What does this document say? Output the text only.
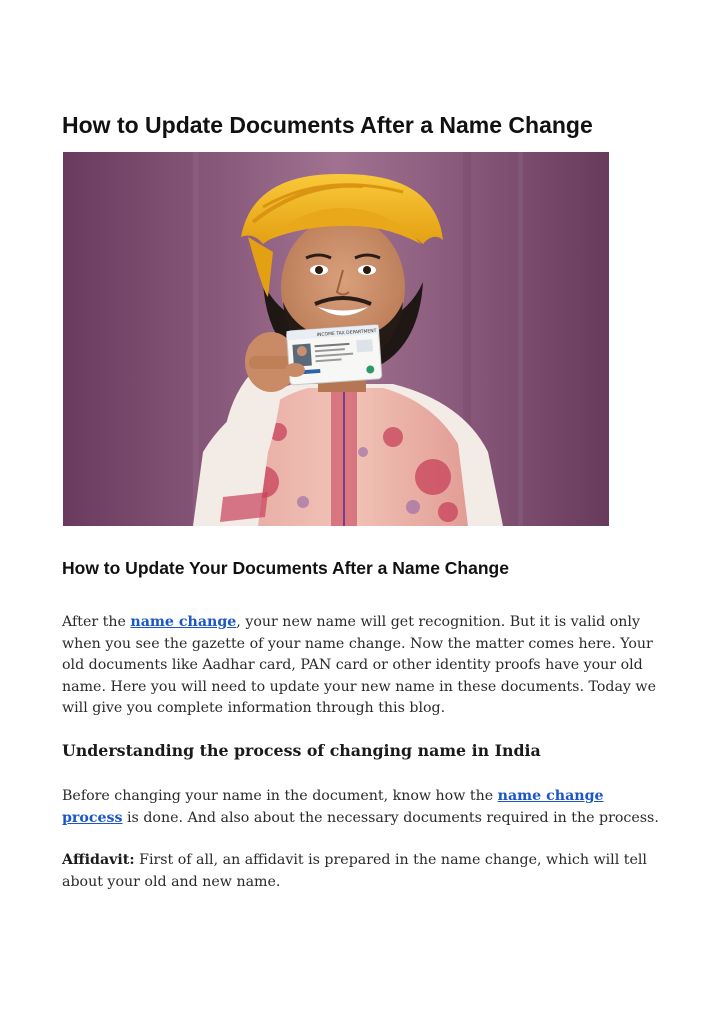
How to Update Documents After a Name Change
INCOME TAX DEPARTMENT
How to Update Your Documents After a Name Change

After the name change, your new name will get recognition. But it is valid only when you see the gazette of your name change. Now the matter comes here. Your old documents like Aadhar card, PAN card or other identity proofs have your old name. Here you will need to update your new name in these documents. Today we will give you complete information through this blog.

Understanding the process of changing name in India

Before changing your name in the document, know how the name change process is done. And also about the necessary documents required in the process.

Affidavit: First of all, an affidavit is prepared in the name change, which will tell about your old and new name.
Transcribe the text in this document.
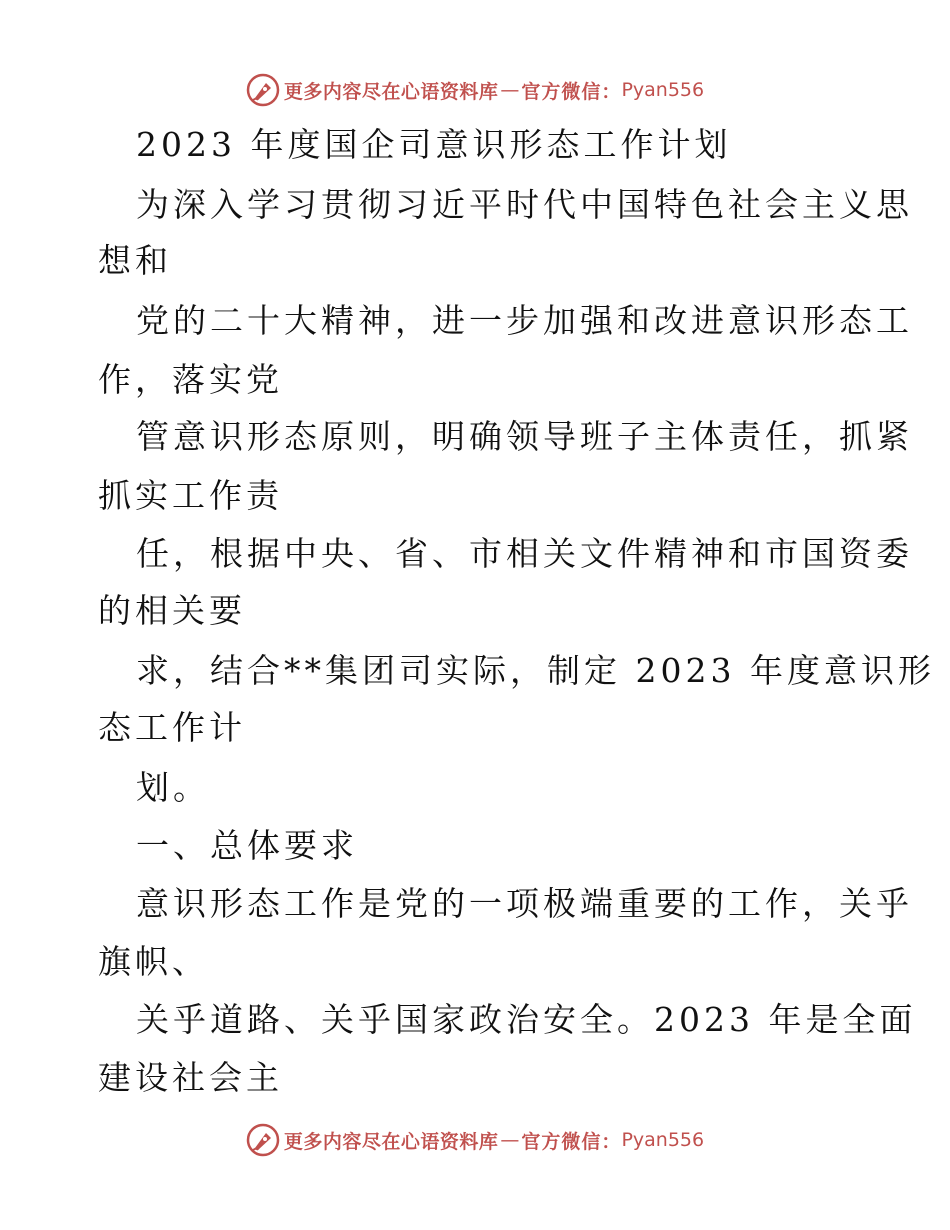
更多内容尽在心语资料库 — 官方微信： Pyan556
2023 年度国企司意识形态工作计划
为深入学习贯彻习近平时代中国特色社会主义思
想和
党的二十大精神，进一步加强和改进意识形态工
作，落实党
管意识形态原则，明确领导班子主体责任，抓紧
抓实工作责
任，根据中央、省、市相关文件精神和市国资委
的相关要
求，结合**集团司实际，制定 2023 年度意识形
态工作计
划。
一、总体要求
意识形态工作是党的一项极端重要的工作，关乎
旗帜、
关乎道路、关乎国家政治安全。2023 年是全面
建设社会主
更多内容尽在心语资料库 — 官方微信： Pyan556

====================

Reproduce the records, all of them, word for word; omit the pictures.

# OUTPUT:
What does this document say? Output the text only.
How to Update Documents After a Name Change
INCOME TAX DEPARTMENT
How to Update Your Documents After a Name Change

After the name change, your new name will get recognition. But it is valid only when you see the gazette of your name change. Now the matter comes here. Your old documents like Aadhar card, PAN card or other identity proofs have your old name. Here you will need to update your new name in these documents. Today we will give you complete information through this blog.

Understanding the process of changing name in India

Before changing your name in the document, know how the name change process is done. And also about the necessary documents required in the process.

Affidavit: First of all, an affidavit is prepared in the name change, which will tell about your old and new name.
Transcribe the text in this document.
更多内容尽在心语资料库 — 官方微信： Pyan556
2023 年度国企司意识形态工作计划
为深入学习贯彻习近平时代中国特色社会主义思
想和
党的二十大精神，进一步加强和改进意识形态工
作，落实党
管意识形态原则，明确领导班子主体责任，抓紧
抓实工作责
任，根据中央、省、市相关文件精神和市国资委
的相关要
求，结合**集团司实际，制定 2023 年度意识形
态工作计
划。
一、总体要求
意识形态工作是党的一项极端重要的工作，关乎
旗帜、
关乎道路、关乎国家政治安全。2023 年是全面
建设社会主
更多内容尽在心语资料库 — 官方微信： Pyan556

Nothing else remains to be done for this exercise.